> _Required task 1_
According to the page text about datasets with reference analysis, which two composers' fugues does the fugue analysis dataset cover?

> _Page text_
Datasets with reference analysis

Algorithms in computational music analysis need to be evaluated. This task is not so easy – there are many different analyses of the same piece that are musically relevant. Howvever, some analysis are definitely more correct than others, and reference annotations can be used to evaluate some parts of analysis algorithms.

As computer scientists, we would like to have computer-readable reference datasets that may be used as a ground truth to evaluate MIR and CMA algorithms. But as music theorists, we know that there is not only one correct analysis of a given piece: listeners, players, or analysts often disagree or at least propose several points of view.

Anyway, there is consensus about some analytical elements by many music theorists, players or listeners. The fact that reaching consensus may be difficult on some points should not prevent us from trying to formalize some elements.

Dataset for fugue analysis

Mathieu Giraud, Richard Groult, Florence Levé

This dataset gives a reference analysis for the 24 fugues of the first book of Bach's Well-Tempered Clavier (WTC I, BWV 846-893) and the 12 first fugues from Shostakovich 24 Preludes and Fugues (op. 57, 1952). These annotations are based on several musicological sources as well as on our own analysis. The file gives the symbolic position (measure number and position in measure) of subjects (S) and counter-subjects (CS), as well as cadences and pedals. We also report slight modifications of S/CS (actual start with respect to the time signature, delayed resolutions...).

(Box annotation data)
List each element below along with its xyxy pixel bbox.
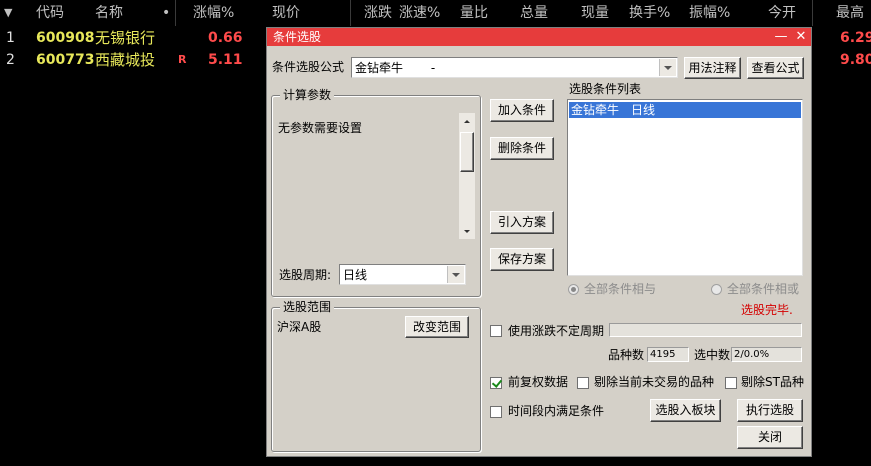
exclude-untraded-label: 剔除当前未交易的品种 [594,375,715,389]
header-divider [175,0,176,26]
uncertain-period-label: 使用涨跌不定周期 [508,324,605,338]
stock-change-pct: 0.66 [208,30,243,46]
radio-all-and[interactable] [568,284,579,295]
time-period-label: 时间段内满足条件 [508,404,605,418]
header-divider [812,0,813,26]
condition-list-label: 选股条件列表 [569,82,642,96]
adjusted-data-checkbox[interactable] [490,377,502,389]
radio-all-or-label: 全部条件相或 [727,282,800,296]
scroll-thumb[interactable] [460,132,474,172]
row-index: 2 [6,52,15,68]
count-value: 4195 [647,347,689,362]
params-group-title: 计算参数 [280,88,335,102]
row-index: 1 [6,30,15,46]
col-header-vol-ratio[interactable]: 量比 [460,0,488,26]
scroll-up-icon[interactable] [459,113,475,129]
stock-code: 600773 [36,52,95,68]
col-header-amplitude[interactable]: 振幅% [689,0,730,26]
uncertain-period-field [609,323,802,337]
radio-all-and-label: 全部条件相与 [584,282,657,296]
condition-screening-dialog: 条件选股 — ✕ 条件选股公式 金钻牵牛 - 用法注释 查看公式 计算参数 无参… [266,27,812,457]
col-header-price[interactable]: 现价 [272,0,300,26]
formula-label: 条件选股公式 [272,60,345,74]
stock-high: 6.29 [840,30,871,46]
period-value: 日线 [343,268,368,282]
col-header-change[interactable]: 涨跌 [364,0,392,26]
sort-indicator-icon[interactable]: ▼ [4,0,12,26]
col-header-name[interactable]: 名称 [95,0,123,26]
exclude-untraded-checkbox[interactable] [577,377,589,389]
dialog-titlebar[interactable]: 条件选股 — ✕ [267,28,811,46]
col-header-code[interactable]: 代码 [36,0,64,26]
formula-select[interactable]: 金钻牵牛 - [351,57,678,78]
view-formula-button[interactable]: 查看公式 [747,57,804,79]
stock-name: 西藏城投 [95,51,156,69]
usage-notes-button[interactable]: 用法注释 [684,57,741,79]
stock-change-pct: 5.11 [208,52,243,68]
status-text: 选股完毕. [741,303,793,317]
chevron-down-icon[interactable] [659,59,676,76]
chevron-down-icon[interactable] [447,266,464,283]
params-scrollbar[interactable] [459,113,475,239]
import-plan-button[interactable]: 引入方案 [490,211,554,234]
period-select[interactable]: 日线 [339,264,466,285]
dialog-title: 条件选股 [273,30,322,44]
execute-screening-button[interactable]: 执行选股 [737,399,803,422]
add-condition-button[interactable]: 加入条件 [490,99,554,122]
col-header-dot: • [162,5,171,21]
col-header-change-pct[interactable]: 涨幅% [193,0,234,26]
params-text: 无参数需要设置 [278,121,363,135]
col-header-speed[interactable]: 涨速% [399,0,440,26]
adjusted-data-label: 前复权数据 [508,375,569,389]
selected-value: 2/0.0% [731,347,802,362]
list-item[interactable]: 金钻牵牛 日线 [569,102,801,118]
col-header-open[interactable]: 今开 [768,0,796,26]
count-label: 品种数 [608,348,645,362]
stock-high: 9.80 [840,52,871,68]
col-header-total-vol[interactable]: 总量 [520,0,548,26]
stock-flag: R [178,53,187,66]
col-header-turnover[interactable]: 换手% [629,0,670,26]
scroll-down-icon[interactable] [459,223,475,239]
col-header-cur-vol[interactable]: 现量 [581,0,609,26]
header-divider [350,0,351,26]
selected-label: 选中数 [694,348,731,362]
close-icon[interactable]: ✕ [793,28,809,46]
range-group-title: 选股范围 [280,300,335,314]
time-period-checkbox[interactable] [490,406,502,418]
exclude-st-label: 剔除ST品种 [741,375,804,389]
close-button[interactable]: 关闭 [737,426,803,449]
formula-value: 金钻牵牛 - [355,61,436,75]
radio-all-or[interactable] [711,284,722,295]
to-block-button[interactable]: 选股入板块 [650,399,721,422]
condition-list[interactable]: 金钻牵牛 日线 [567,99,803,276]
range-text: 沪深A股 [277,320,322,334]
delete-condition-button[interactable]: 删除条件 [490,137,554,160]
period-label: 选股周期: [279,268,332,282]
change-range-button[interactable]: 改变范围 [405,316,469,338]
minimize-icon[interactable]: — [773,28,789,46]
uncertain-period-checkbox[interactable] [490,325,502,337]
stock-code: 600908 [36,30,95,46]
col-header-high[interactable]: 最高 [836,0,864,26]
exclude-st-checkbox[interactable] [725,377,737,389]
save-plan-button[interactable]: 保存方案 [490,248,554,271]
stock-name: 无锡银行 [95,29,156,47]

> _Required task 2_
Copy the lines of the records verbatim, starting at the line that contains "exclude-untraded-label: 剔除当前未交易的品种 [594,375,715,389]" and ending at the line that contains "scroll-up-icon[interactable] [459,113,475,129]", including both of those lines.

> _Written solution 1_
Bach and Shostakovich.

> _Written solution 2_
exclude-untraded-label: 剔除当前未交易的品种 [594,375,715,389]
header-divider [175,0,176,26]
uncertain-period-label: 使用涨跌不定周期 [508,324,605,338]
stock-change-pct: 0.66 [208,30,243,46]
radio-all-and[interactable] [568,284,579,295]
time-period-label: 时间段内满足条件 [508,404,605,418]
header-divider [812,0,813,26]
condition-list-label: 选股条件列表 [569,82,642,96]
adjusted-data-checkbox[interactable] [490,377,502,389]
radio-all-or-label: 全部条件相或 [727,282,800,296]
scroll-thumb[interactable] [460,132,474,172]
row-index: 2 [6,52,15,68]
count-value: 4195 [647,347,689,362]
params-group-title: 计算参数 [280,88,335,102]
row-index: 1 [6,30,15,46]
col-header-vol-ratio[interactable]: 量比 [460,0,488,26]
scroll-up-icon[interactable] [459,113,475,129]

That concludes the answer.